Stored data entries:
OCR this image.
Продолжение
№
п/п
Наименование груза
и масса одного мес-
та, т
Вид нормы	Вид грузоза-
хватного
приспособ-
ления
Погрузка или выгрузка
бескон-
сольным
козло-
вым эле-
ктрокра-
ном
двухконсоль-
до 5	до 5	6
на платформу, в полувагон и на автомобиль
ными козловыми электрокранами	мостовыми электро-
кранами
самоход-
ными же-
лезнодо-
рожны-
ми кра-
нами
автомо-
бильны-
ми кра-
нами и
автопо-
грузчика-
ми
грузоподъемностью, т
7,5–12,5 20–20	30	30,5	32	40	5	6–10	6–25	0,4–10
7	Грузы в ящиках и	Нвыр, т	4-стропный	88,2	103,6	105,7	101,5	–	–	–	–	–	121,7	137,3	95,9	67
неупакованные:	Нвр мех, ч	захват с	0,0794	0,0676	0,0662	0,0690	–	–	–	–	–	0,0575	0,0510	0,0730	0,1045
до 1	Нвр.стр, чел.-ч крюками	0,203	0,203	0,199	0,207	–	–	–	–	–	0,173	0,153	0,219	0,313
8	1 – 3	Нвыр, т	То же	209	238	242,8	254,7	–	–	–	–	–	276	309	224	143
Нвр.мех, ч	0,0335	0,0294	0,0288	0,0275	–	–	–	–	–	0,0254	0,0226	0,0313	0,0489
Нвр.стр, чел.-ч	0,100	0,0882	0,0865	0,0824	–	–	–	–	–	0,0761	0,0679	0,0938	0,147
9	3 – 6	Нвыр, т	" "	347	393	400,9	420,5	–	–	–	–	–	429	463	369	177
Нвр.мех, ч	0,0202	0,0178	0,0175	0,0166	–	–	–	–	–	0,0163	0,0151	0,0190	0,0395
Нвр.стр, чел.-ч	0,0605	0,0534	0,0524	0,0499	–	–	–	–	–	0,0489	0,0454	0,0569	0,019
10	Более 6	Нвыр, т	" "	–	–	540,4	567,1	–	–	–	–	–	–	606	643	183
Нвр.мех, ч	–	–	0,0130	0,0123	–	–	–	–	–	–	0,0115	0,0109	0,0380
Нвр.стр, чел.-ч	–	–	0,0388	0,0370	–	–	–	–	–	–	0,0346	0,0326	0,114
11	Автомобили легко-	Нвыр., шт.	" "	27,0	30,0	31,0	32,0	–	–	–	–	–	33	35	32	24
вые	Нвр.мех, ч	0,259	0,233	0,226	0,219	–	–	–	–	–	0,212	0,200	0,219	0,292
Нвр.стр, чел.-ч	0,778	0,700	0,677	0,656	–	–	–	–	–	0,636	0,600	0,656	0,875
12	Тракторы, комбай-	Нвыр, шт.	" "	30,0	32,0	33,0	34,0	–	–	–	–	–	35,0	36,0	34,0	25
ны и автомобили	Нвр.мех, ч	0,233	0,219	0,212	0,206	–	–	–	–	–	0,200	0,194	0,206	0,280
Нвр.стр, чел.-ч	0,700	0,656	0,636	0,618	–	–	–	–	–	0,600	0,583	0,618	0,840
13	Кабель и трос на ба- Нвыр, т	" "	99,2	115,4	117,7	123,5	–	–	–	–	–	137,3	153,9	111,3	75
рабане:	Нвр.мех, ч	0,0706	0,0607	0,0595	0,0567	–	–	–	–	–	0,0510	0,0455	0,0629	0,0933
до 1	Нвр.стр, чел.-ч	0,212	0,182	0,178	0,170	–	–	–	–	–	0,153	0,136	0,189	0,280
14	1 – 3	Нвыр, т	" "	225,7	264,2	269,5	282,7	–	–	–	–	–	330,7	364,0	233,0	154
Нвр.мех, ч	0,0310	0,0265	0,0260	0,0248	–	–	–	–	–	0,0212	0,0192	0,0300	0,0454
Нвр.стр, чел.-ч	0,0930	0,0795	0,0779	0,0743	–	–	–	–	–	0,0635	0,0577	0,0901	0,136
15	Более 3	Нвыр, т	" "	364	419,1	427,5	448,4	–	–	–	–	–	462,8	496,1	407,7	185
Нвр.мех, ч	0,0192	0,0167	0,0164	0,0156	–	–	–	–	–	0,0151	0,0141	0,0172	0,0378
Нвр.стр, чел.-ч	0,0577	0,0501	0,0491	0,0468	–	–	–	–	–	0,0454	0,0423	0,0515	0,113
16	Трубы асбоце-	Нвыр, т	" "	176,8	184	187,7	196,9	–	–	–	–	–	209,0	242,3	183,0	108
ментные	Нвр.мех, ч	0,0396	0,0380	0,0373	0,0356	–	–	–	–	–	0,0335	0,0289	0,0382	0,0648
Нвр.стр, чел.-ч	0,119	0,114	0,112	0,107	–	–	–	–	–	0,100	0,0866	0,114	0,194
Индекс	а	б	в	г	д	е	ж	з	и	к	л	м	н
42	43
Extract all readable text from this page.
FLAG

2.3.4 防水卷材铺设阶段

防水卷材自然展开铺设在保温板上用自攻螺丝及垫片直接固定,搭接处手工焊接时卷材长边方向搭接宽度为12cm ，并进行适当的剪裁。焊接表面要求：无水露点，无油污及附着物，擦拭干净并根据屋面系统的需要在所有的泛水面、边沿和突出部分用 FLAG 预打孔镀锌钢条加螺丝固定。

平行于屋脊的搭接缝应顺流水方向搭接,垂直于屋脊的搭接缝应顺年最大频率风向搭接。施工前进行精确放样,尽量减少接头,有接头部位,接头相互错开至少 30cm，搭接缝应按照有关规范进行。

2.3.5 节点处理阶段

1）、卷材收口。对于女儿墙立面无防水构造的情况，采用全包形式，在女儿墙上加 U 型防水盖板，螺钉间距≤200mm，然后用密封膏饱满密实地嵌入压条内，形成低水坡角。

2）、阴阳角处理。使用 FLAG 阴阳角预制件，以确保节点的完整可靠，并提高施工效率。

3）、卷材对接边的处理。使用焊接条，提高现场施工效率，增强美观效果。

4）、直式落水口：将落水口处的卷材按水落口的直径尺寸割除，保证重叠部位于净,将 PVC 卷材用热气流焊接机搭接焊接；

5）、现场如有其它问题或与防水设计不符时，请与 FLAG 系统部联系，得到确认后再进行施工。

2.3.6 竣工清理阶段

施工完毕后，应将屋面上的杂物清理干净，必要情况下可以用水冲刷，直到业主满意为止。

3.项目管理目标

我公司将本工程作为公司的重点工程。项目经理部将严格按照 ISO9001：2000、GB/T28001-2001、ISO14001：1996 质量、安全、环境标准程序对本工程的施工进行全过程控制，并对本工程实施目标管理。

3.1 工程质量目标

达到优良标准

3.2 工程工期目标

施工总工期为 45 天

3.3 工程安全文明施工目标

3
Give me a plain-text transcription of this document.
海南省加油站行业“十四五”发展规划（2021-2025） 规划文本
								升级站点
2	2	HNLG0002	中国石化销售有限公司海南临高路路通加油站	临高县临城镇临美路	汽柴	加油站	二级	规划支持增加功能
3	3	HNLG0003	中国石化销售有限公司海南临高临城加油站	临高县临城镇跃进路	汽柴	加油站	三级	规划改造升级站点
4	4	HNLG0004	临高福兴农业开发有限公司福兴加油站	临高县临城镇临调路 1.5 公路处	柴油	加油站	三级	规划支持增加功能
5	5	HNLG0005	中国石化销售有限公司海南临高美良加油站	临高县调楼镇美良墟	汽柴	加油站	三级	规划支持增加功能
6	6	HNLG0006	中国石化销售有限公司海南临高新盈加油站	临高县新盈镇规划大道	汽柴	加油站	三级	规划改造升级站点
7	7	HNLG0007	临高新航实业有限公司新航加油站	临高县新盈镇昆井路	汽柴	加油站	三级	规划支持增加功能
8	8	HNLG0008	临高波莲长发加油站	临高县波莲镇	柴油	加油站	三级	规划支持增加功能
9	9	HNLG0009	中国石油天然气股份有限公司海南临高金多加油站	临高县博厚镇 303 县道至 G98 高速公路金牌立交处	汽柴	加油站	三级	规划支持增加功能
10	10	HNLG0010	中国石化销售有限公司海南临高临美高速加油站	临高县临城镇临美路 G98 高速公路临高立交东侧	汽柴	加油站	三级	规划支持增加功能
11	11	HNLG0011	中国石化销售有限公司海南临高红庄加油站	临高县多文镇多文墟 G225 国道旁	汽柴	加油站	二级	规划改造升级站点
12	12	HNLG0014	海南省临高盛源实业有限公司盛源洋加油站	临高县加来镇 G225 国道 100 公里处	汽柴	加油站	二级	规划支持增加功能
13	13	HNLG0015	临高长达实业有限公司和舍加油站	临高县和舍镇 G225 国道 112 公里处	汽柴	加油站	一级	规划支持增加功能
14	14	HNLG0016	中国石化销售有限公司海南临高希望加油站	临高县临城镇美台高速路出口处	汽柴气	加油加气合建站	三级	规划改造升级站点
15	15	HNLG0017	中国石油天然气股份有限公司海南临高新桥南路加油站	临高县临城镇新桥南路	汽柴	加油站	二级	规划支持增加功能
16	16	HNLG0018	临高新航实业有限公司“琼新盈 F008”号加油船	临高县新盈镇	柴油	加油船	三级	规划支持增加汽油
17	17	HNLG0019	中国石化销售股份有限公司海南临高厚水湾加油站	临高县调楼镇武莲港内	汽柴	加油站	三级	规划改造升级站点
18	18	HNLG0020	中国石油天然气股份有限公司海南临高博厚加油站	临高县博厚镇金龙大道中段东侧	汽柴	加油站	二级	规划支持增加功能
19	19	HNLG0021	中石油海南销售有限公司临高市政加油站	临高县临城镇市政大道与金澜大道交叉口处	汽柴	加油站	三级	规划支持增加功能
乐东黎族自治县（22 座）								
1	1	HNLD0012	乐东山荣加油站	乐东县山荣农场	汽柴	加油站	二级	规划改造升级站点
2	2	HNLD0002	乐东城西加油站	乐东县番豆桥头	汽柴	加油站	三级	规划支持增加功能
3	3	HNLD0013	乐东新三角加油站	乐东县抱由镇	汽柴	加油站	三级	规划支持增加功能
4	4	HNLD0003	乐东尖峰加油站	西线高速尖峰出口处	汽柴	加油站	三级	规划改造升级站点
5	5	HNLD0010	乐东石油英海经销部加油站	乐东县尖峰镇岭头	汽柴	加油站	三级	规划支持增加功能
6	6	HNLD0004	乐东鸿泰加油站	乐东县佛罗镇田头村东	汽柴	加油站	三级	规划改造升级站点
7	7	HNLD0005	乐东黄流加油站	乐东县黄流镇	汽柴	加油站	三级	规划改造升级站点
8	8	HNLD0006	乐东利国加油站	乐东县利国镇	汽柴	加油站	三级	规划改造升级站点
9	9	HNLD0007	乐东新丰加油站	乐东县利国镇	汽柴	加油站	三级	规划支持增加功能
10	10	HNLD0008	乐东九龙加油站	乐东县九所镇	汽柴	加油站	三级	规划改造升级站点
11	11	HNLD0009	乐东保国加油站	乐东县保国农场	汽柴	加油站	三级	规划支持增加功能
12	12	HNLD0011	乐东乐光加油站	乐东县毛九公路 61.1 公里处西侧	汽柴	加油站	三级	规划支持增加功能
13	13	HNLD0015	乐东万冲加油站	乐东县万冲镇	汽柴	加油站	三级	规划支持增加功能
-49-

Task to complete: Scan the material for lines with the word "ными", and copy each line you find.

Correct response:
ными козловыми электрокранами	мостовыми электро-
ными же-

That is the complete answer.